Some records
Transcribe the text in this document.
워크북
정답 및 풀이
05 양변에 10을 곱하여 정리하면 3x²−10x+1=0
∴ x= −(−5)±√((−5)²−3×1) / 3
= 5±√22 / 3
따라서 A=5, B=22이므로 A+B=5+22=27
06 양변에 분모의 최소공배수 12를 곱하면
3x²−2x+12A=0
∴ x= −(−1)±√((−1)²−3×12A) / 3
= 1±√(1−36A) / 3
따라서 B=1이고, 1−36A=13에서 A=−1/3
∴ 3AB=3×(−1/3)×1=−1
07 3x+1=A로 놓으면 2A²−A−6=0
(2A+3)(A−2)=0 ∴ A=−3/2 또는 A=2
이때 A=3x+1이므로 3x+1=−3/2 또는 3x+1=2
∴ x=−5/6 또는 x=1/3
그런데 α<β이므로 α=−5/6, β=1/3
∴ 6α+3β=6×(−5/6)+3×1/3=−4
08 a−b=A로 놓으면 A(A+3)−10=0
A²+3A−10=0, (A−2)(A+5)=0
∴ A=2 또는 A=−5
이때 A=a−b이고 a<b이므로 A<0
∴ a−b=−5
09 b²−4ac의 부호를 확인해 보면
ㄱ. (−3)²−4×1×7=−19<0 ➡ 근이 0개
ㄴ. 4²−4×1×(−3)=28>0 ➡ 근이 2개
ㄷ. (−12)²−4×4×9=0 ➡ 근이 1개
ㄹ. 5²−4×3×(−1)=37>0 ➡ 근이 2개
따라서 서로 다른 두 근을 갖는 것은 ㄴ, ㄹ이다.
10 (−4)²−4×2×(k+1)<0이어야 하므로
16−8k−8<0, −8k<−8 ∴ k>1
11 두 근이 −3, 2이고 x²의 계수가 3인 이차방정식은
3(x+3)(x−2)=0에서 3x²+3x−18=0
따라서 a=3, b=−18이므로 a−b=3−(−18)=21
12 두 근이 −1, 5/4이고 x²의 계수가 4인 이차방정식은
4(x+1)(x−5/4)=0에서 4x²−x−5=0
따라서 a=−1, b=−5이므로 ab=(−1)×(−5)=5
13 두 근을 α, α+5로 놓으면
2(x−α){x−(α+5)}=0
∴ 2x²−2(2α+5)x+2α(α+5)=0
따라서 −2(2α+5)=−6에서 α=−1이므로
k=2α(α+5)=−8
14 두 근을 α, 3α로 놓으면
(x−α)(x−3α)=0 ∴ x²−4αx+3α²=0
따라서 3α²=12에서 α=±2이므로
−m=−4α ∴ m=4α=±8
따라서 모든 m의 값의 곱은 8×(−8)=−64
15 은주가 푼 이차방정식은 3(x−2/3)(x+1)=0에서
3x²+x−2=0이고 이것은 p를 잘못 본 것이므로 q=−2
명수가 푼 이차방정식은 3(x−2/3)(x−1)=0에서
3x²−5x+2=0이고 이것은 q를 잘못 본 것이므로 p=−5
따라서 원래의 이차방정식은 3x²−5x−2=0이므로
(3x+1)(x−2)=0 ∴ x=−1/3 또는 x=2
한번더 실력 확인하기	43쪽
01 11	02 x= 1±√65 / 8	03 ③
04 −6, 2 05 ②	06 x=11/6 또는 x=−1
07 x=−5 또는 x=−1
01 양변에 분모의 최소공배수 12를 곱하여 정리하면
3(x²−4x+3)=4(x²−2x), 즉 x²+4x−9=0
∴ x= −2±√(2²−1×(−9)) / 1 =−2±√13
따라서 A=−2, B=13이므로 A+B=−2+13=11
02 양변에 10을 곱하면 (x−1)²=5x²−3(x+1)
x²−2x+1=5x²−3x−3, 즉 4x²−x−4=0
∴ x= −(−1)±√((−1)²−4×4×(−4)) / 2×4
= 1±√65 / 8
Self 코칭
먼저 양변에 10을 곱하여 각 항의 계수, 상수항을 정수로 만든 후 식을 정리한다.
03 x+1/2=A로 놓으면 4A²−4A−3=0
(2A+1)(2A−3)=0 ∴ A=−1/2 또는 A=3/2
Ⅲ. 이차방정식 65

REQUIREMENT ::
Output the listing above without altering a single character.

ANSWER ::
Transcribe the text in this document.
워크북
정답 및 풀이
05 양변에 10을 곱하여 정리하면 3x²−10x+1=0
∴ x= −(−5)±√((−5)²−3×1) / 3
= 5±√22 / 3
따라서 A=5, B=22이므로 A+B=5+22=27
06 양변에 분모의 최소공배수 12를 곱하면
3x²−2x+12A=0
∴ x= −(−1)±√((−1)²−3×12A) / 3
= 1±√(1−36A) / 3
따라서 B=1이고, 1−36A=13에서 A=−1/3
∴ 3AB=3×(−1/3)×1=−1
07 3x+1=A로 놓으면 2A²−A−6=0
(2A+3)(A−2)=0 ∴ A=−3/2 또는 A=2
이때 A=3x+1이므로 3x+1=−3/2 또는 3x+1=2
∴ x=−5/6 또는 x=1/3
그런데 α<β이므로 α=−5/6, β=1/3
∴ 6α+3β=6×(−5/6)+3×1/3=−4
08 a−b=A로 놓으면 A(A+3)−10=0
A²+3A−10=0, (A−2)(A+5)=0
∴ A=2 또는 A=−5
이때 A=a−b이고 a<b이므로 A<0
∴ a−b=−5
09 b²−4ac의 부호를 확인해 보면
ㄱ. (−3)²−4×1×7=−19<0 ➡ 근이 0개
ㄴ. 4²−4×1×(−3)=28>0 ➡ 근이 2개
ㄷ. (−12)²−4×4×9=0 ➡ 근이 1개
ㄹ. 5²−4×3×(−1)=37>0 ➡ 근이 2개
따라서 서로 다른 두 근을 갖는 것은 ㄴ, ㄹ이다.
10 (−4)²−4×2×(k+1)<0이어야 하므로
16−8k−8<0, −8k<−8 ∴ k>1
11 두 근이 −3, 2이고 x²의 계수가 3인 이차방정식은
3(x+3)(x−2)=0에서 3x²+3x−18=0
따라서 a=3, b=−18이므로 a−b=3−(−18)=21
12 두 근이 −1, 5/4이고 x²의 계수가 4인 이차방정식은
4(x+1)(x−5/4)=0에서 4x²−x−5=0
따라서 a=−1, b=−5이므로 ab=(−1)×(−5)=5
13 두 근을 α, α+5로 놓으면
2(x−α){x−(α+5)}=0
∴ 2x²−2(2α+5)x+2α(α+5)=0
따라서 −2(2α+5)=−6에서 α=−1이므로
k=2α(α+5)=−8
14 두 근을 α, 3α로 놓으면
(x−α)(x−3α)=0 ∴ x²−4αx+3α²=0
따라서 3α²=12에서 α=±2이므로
−m=−4α ∴ m=4α=±8
따라서 모든 m의 값의 곱은 8×(−8)=−64
15 은주가 푼 이차방정식은 3(x−2/3)(x+1)=0에서
3x²+x−2=0이고 이것은 p를 잘못 본 것이므로 q=−2
명수가 푼 이차방정식은 3(x−2/3)(x−1)=0에서
3x²−5x+2=0이고 이것은 q를 잘못 본 것이므로 p=−5
따라서 원래의 이차방정식은 3x²−5x−2=0이므로
(3x+1)(x−2)=0 ∴ x=−1/3 또는 x=2
한번더 실력 확인하기	43쪽
01 11	02 x= 1±√65 / 8	03 ③
04 −6, 2 05 ②	06 x=11/6 또는 x=−1
07 x=−5 또는 x=−1
01 양변에 분모의 최소공배수 12를 곱하여 정리하면
3(x²−4x+3)=4(x²−2x), 즉 x²+4x−9=0
∴ x= −2±√(2²−1×(−9)) / 1 =−2±√13
따라서 A=−2, B=13이므로 A+B=−2+13=11
02 양변에 10을 곱하면 (x−1)²=5x²−3(x+1)
x²−2x+1=5x²−3x−3, 즉 4x²−x−4=0
∴ x= −(−1)±√((−1)²−4×4×(−4)) / 2×4
= 1±√65 / 8
Self 코칭
먼저 양변에 10을 곱하여 각 항의 계수, 상수항을 정수로 만든 후 식을 정리한다.
03 x+1/2=A로 놓으면 4A²−4A−3=0
(2A+1)(2A−3)=0 ∴ A=−1/2 또는 A=3/2
Ⅲ. 이차방정식 65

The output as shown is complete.